Exercise brief: From the listing below, extract each entry exactly as written, minus the images.

· · · · · · ·

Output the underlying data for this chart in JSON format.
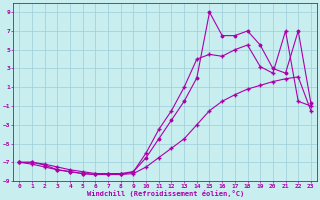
{
  "xlabel": "Windchill (Refroidissement éolien,°C)",
  "bg_color": "#c8eef0",
  "line_color": "#aa00aa",
  "grid_color": "#9ecdd8",
  "xlim": [
    -0.5,
    23.5
  ],
  "ylim": [
    -9,
    10
  ],
  "xticks": [
    0,
    1,
    2,
    3,
    4,
    5,
    6,
    7,
    8,
    9,
    10,
    11,
    12,
    13,
    14,
    15,
    16,
    17,
    18,
    19,
    20,
    21,
    22,
    23
  ],
  "yticks": [
    -9,
    -7,
    -5,
    -3,
    -1,
    1,
    3,
    5,
    7,
    9
  ],
  "line1_x": [
    0,
    1,
    2,
    3,
    4,
    5,
    6,
    7,
    8,
    9,
    10,
    11,
    12,
    13,
    14,
    15,
    16,
    17,
    18,
    19,
    20,
    21,
    22,
    23
  ],
  "line1_y": [
    -7,
    -7.2,
    -7.5,
    -7.8,
    -8.0,
    -8.2,
    -8.3,
    -8.3,
    -8.3,
    -8.2,
    -7.5,
    -6.5,
    -5.5,
    -4.5,
    -3.0,
    -1.5,
    -0.5,
    0.2,
    0.8,
    1.2,
    1.6,
    1.9,
    2.1,
    -1.5
  ],
  "line2_x": [
    0,
    1,
    2,
    3,
    4,
    5,
    6,
    7,
    8,
    9,
    10,
    11,
    12,
    13,
    14,
    15,
    16,
    17,
    18,
    19,
    20,
    21,
    22,
    23
  ],
  "line2_y": [
    -7,
    -7.0,
    -7.3,
    -7.8,
    -8.0,
    -8.2,
    -8.3,
    -8.3,
    -8.3,
    -8.0,
    -6.5,
    -4.5,
    -2.5,
    -0.5,
    2.0,
    9.0,
    6.5,
    6.5,
    7.0,
    5.5,
    3.0,
    2.5,
    7.0,
    -0.7
  ],
  "line3_x": [
    0,
    1,
    2,
    3,
    4,
    5,
    6,
    7,
    8,
    9,
    10,
    11,
    12,
    13,
    14,
    15,
    16,
    17,
    18,
    19,
    20,
    21,
    22,
    23
  ],
  "line3_y": [
    -7,
    -7.0,
    -7.2,
    -7.5,
    -7.8,
    -8.0,
    -8.2,
    -8.2,
    -8.2,
    -8.0,
    -6.0,
    -3.5,
    -1.5,
    1.0,
    4.0,
    4.5,
    4.3,
    5.0,
    5.5,
    3.2,
    2.5,
    7.0,
    -0.5,
    -1.0
  ]
}
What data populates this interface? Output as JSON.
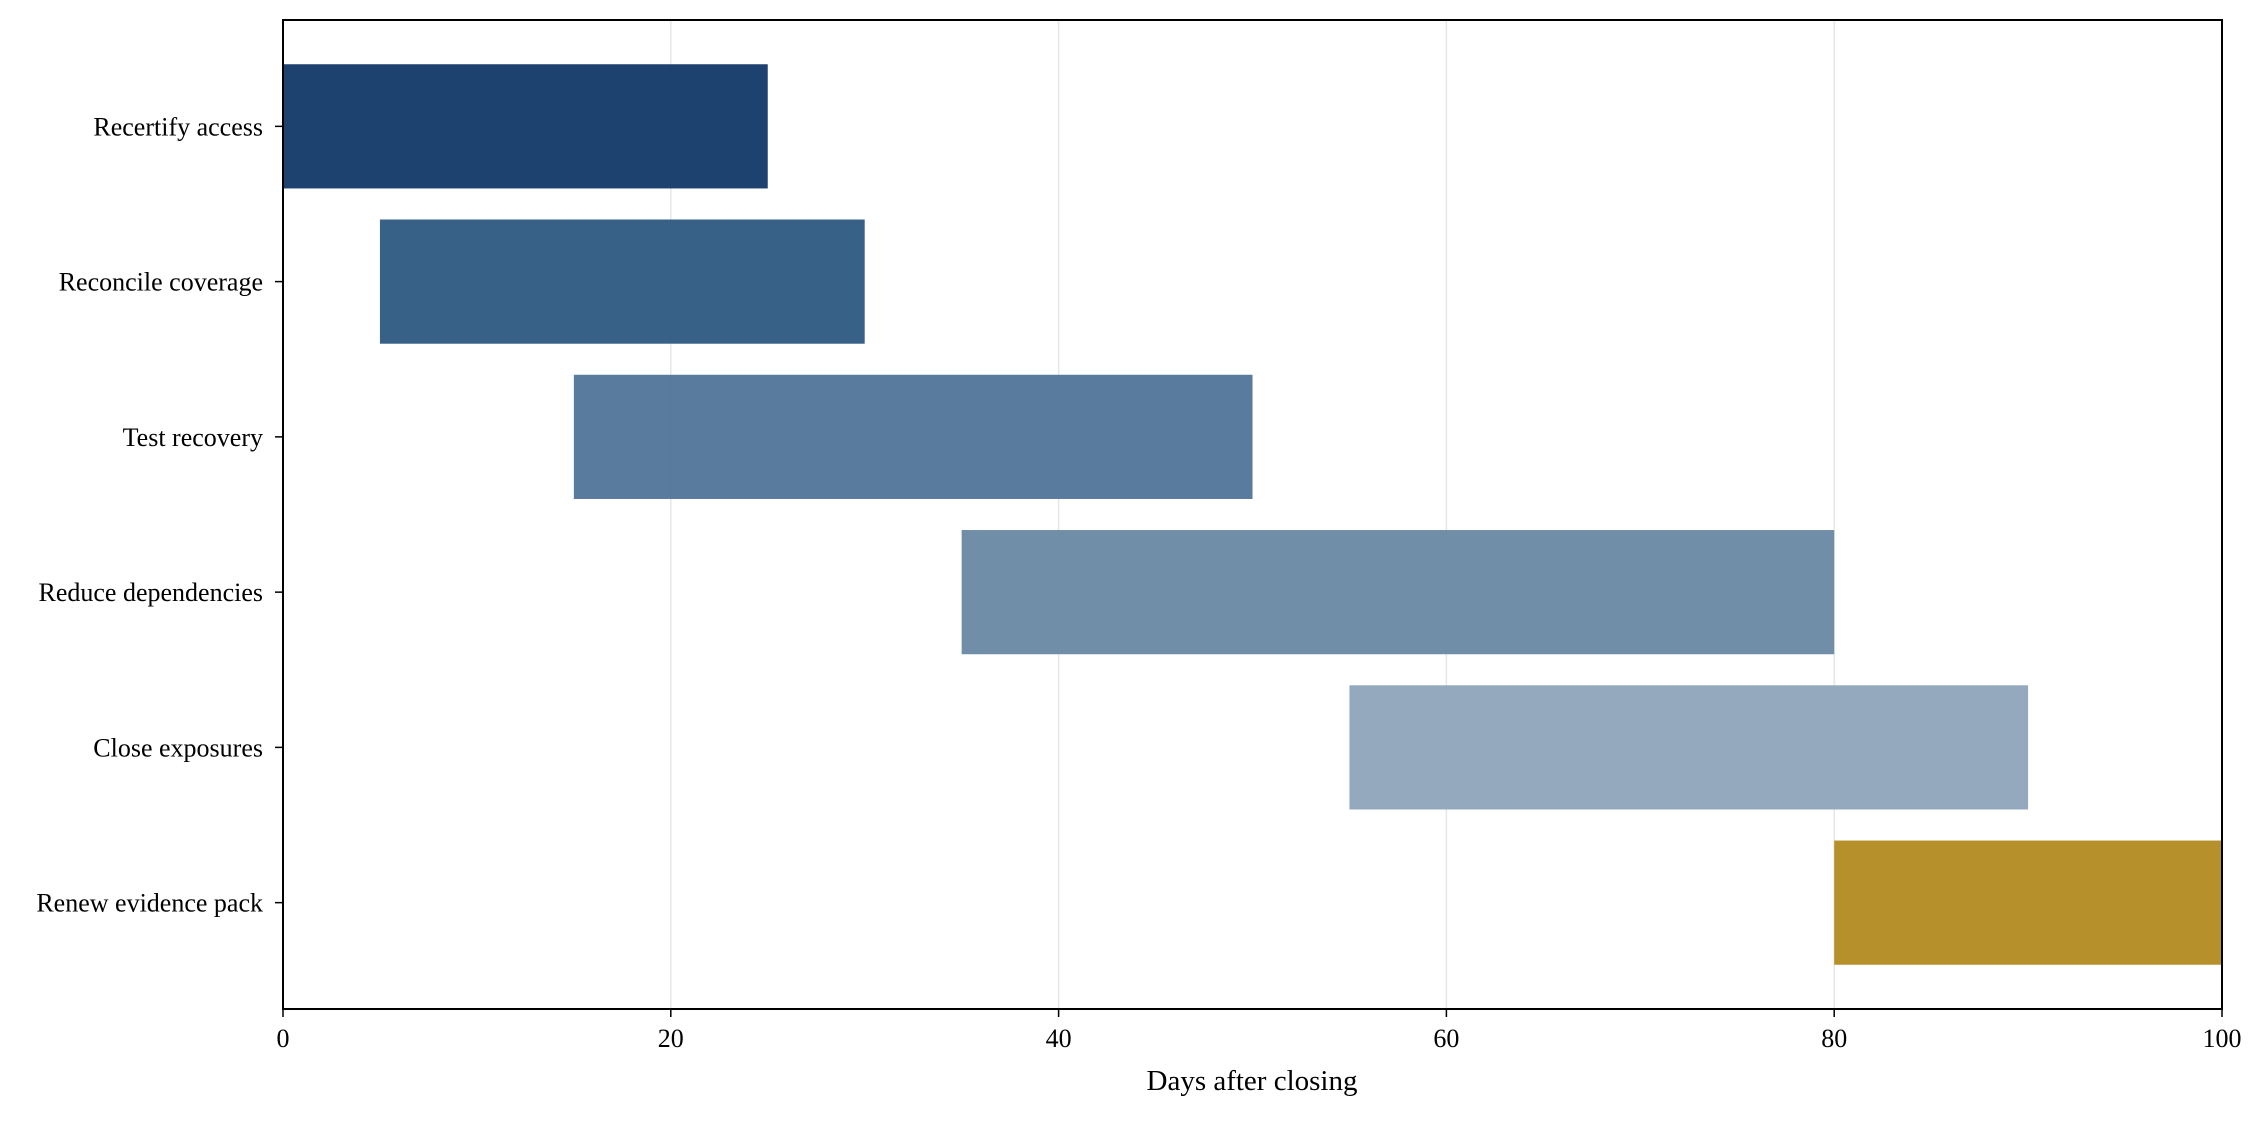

· · · · · · ·

Solution for this task:
Output the underlying data for this chart in JSON format.
{
  "xlabel": "Windchill (Refroidissement éolien,°C)",
  "bg_color": "#c8eef0",
  "line_color": "#aa00aa",
  "grid_color": "#9ecdd8",
  "xlim": [
    -0.5,
    23.5
  ],
  "ylim": [
    -9,
    10
  ],
  "xticks": [
    0,
    1,
    2,
    3,
    4,
    5,
    6,
    7,
    8,
    9,
    10,
    11,
    12,
    13,
    14,
    15,
    16,
    17,
    18,
    19,
    20,
    21,
    22,
    23
  ],
  "yticks": [
    -9,
    -7,
    -5,
    -3,
    -1,
    1,
    3,
    5,
    7,
    9
  ],
  "line1_x": [
    0,
    1,
    2,
    3,
    4,
    5,
    6,
    7,
    8,
    9,
    10,
    11,
    12,
    13,
    14,
    15,
    16,
    17,
    18,
    19,
    20,
    21,
    22,
    23
  ],
  "line1_y": [
    -7,
    -7.2,
    -7.5,
    -7.8,
    -8.0,
    -8.2,
    -8.3,
    -8.3,
    -8.3,
    -8.2,
    -7.5,
    -6.5,
    -5.5,
    -4.5,
    -3.0,
    -1.5,
    -0.5,
    0.2,
    0.8,
    1.2,
    1.6,
    1.9,
    2.1,
    -1.5
  ],
  "line2_x": [
    0,
    1,
    2,
    3,
    4,
    5,
    6,
    7,
    8,
    9,
    10,
    11,
    12,
    13,
    14,
    15,
    16,
    17,
    18,
    19,
    20,
    21,
    22,
    23
  ],
  "line2_y": [
    -7,
    -7.0,
    -7.3,
    -7.8,
    -8.0,
    -8.2,
    -8.3,
    -8.3,
    -8.3,
    -8.0,
    -6.5,
    -4.5,
    -2.5,
    -0.5,
    2.0,
    9.0,
    6.5,
    6.5,
    7.0,
    5.5,
    3.0,
    2.5,
    7.0,
    -0.7
  ],
  "line3_x": [
    0,
    1,
    2,
    3,
    4,
    5,
    6,
    7,
    8,
    9,
    10,
    11,
    12,
    13,
    14,
    15,
    16,
    17,
    18,
    19,
    20,
    21,
    22,
    23
  ],
  "line3_y": [
    -7,
    -7.0,
    -7.2,
    -7.5,
    -7.8,
    -8.0,
    -8.2,
    -8.2,
    -8.2,
    -8.0,
    -6.0,
    -3.5,
    -1.5,
    1.0,
    4.0,
    4.5,
    4.3,
    5.0,
    5.5,
    3.2,
    2.5,
    7.0,
    -0.5,
    -1.0
  ]
}
What data populates this interface? Output as JSON.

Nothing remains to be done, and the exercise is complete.